-- INSTRUCTIONS FOR THE TASK --
Answer from the plasma transfusion review summary:
1. How many observational studies did the review include?
2. What odds ratio was reported for acute lung injury with plasma compared with control?
3. How many studies compared groups of patients with liver disease?

═════ DOCUMENT PASSAGE ═════

Thirty-seven studies were included in the review (n=12,421 patients): 13 RCTs and 24 observational studies. Trial sample size ranged from 18 to 4,546 patients (median=94). Follow-up varied from one day to 68 months (median seven days). The quality of evidence was deemed low to very low: five trials used allocation concealment; six blinded patients; and one had adequate randomisation. High levels of survival bias were noted in some observational studies.
Compared with lower plasma ratios, there was a statistically significantly reduced risk of mortality in patients who underwent surgery with massive transfusion with higher plasma ratios (OR 0.38, 95% CI 0.24 to 0.60, I2=85%; 10 studies).
Compared with control, plasma had a statistically significantly increased risk of acute lung injury (OR 2.32, 95% CI 1.46 to 3.71, I2=38%; seven studies) and a statistically significantly reduced risk of multi-organ failure (OR 0.40, 95% CI 0.26 to 0.60, I2=0%; four studies).
There was no statistically significant difference in mortality in patients who underwent surgery without massive transfusions (seven studies). There was no statistically significant difference between groups in trials in patients with liver disease (three studies).
Sensitivity analysis did not explain the high levels of heterogenity in massive transfusion mortality.

═════ INFORMATION SHOWN ═════

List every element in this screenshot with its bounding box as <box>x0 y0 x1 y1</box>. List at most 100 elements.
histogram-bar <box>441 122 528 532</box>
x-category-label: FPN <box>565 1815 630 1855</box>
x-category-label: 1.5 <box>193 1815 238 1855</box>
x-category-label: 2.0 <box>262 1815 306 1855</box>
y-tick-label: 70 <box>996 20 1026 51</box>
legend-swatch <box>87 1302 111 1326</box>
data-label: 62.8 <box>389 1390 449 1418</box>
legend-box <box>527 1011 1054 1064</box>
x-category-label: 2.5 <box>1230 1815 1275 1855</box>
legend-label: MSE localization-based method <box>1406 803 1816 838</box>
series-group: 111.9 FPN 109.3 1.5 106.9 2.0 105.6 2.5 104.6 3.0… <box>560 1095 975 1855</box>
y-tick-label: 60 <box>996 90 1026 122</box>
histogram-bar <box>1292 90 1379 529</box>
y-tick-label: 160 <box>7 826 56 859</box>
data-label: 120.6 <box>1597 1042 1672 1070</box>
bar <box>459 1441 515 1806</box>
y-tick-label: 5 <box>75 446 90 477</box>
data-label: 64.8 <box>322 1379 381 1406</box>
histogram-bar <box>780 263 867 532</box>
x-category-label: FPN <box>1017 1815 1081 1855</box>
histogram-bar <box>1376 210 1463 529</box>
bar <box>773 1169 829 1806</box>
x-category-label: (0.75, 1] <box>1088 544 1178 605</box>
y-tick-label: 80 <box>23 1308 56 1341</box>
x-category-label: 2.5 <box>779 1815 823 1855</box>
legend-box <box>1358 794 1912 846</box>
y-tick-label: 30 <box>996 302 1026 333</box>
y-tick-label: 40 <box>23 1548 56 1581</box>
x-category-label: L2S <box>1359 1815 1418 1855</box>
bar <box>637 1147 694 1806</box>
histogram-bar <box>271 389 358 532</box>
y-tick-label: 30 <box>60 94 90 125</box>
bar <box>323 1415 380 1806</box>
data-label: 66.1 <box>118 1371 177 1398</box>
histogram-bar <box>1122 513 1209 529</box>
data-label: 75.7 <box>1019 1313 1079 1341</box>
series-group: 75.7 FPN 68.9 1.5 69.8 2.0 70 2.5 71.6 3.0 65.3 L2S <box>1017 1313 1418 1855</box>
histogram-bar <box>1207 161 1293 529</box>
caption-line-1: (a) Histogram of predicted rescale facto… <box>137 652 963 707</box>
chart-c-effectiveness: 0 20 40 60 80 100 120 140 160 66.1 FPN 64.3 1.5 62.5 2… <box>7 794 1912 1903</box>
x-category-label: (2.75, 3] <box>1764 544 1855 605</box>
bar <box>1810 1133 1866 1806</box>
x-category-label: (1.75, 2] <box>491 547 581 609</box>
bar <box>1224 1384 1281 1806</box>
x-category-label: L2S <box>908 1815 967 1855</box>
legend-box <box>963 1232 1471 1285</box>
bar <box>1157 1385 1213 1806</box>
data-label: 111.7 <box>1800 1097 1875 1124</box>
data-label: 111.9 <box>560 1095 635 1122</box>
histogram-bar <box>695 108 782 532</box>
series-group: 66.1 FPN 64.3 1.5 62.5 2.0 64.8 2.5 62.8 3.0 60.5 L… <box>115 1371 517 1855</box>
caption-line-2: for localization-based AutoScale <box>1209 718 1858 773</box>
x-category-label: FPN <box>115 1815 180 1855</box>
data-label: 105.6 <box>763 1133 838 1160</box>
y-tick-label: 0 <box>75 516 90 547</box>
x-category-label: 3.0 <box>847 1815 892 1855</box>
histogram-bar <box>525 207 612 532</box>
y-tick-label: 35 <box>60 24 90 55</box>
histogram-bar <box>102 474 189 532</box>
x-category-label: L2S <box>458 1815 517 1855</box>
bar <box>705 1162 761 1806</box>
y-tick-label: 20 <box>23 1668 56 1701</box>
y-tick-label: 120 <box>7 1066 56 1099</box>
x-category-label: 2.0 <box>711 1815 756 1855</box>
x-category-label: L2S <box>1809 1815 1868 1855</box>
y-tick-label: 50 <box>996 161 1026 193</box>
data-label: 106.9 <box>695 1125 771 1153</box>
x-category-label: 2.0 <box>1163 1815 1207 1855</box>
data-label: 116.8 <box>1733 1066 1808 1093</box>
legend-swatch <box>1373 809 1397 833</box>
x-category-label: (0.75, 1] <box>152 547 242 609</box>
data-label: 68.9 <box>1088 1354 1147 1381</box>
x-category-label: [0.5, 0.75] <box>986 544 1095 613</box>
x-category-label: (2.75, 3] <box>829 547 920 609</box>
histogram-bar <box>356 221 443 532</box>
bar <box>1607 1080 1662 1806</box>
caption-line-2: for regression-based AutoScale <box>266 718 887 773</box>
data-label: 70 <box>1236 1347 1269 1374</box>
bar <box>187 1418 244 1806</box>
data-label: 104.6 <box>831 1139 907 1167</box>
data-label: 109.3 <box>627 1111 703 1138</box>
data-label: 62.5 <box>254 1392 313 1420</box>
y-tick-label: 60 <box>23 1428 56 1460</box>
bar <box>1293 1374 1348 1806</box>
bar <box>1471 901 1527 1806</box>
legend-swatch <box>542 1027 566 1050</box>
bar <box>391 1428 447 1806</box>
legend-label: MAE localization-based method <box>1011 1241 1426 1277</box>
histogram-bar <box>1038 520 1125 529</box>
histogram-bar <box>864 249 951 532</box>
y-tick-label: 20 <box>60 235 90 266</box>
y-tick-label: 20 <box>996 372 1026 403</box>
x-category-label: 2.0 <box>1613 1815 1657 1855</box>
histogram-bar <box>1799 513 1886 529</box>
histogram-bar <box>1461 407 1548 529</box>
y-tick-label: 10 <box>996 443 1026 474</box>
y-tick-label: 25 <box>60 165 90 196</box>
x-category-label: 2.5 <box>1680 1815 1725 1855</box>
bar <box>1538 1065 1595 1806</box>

═════

-- WORKED SOLUTION --
1. 24
2. OR 2.32 (95% CI 1.46 to 3.71)
3. Three